■ Aim:
Work out how many lines of the data hold the string "label", and reply with that number alone.

■ Available data:
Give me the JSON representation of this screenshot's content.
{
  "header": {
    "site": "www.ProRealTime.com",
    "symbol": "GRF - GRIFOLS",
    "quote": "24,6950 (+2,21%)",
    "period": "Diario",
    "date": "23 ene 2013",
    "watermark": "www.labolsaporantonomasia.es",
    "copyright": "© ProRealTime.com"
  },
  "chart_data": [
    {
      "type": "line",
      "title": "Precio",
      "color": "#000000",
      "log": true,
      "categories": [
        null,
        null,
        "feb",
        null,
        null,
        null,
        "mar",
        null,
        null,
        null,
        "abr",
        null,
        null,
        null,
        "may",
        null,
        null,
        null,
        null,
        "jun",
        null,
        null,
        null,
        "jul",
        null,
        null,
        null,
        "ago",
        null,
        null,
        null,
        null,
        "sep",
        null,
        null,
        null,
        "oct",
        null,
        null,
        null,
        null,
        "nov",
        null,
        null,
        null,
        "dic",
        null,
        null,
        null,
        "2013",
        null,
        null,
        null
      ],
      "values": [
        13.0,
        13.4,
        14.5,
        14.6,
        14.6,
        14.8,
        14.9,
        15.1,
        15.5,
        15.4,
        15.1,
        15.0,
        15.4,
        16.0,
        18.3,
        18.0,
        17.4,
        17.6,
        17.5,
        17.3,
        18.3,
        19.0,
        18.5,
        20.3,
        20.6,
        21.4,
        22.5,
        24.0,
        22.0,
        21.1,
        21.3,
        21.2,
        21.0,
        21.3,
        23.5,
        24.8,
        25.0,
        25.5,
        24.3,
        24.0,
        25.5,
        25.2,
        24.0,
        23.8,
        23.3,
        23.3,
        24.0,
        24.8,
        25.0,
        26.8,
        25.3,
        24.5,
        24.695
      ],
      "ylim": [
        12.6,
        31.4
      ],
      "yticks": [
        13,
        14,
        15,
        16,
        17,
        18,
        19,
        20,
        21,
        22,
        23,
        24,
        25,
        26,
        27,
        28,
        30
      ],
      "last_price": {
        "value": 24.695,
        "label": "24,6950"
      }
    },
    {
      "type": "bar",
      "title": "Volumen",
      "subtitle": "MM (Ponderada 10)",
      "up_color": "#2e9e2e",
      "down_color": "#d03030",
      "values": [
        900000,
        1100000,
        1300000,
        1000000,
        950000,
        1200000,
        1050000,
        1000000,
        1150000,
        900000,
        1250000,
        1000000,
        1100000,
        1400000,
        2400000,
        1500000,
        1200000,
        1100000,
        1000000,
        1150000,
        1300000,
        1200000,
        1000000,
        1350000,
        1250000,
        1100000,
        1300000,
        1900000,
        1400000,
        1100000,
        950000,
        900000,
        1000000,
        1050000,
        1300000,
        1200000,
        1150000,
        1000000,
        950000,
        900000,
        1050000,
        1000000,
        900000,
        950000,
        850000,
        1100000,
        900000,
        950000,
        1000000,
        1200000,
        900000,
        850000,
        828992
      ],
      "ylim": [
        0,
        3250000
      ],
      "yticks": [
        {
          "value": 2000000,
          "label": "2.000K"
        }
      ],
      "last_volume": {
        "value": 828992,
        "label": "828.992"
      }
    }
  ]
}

■ Full solution:
3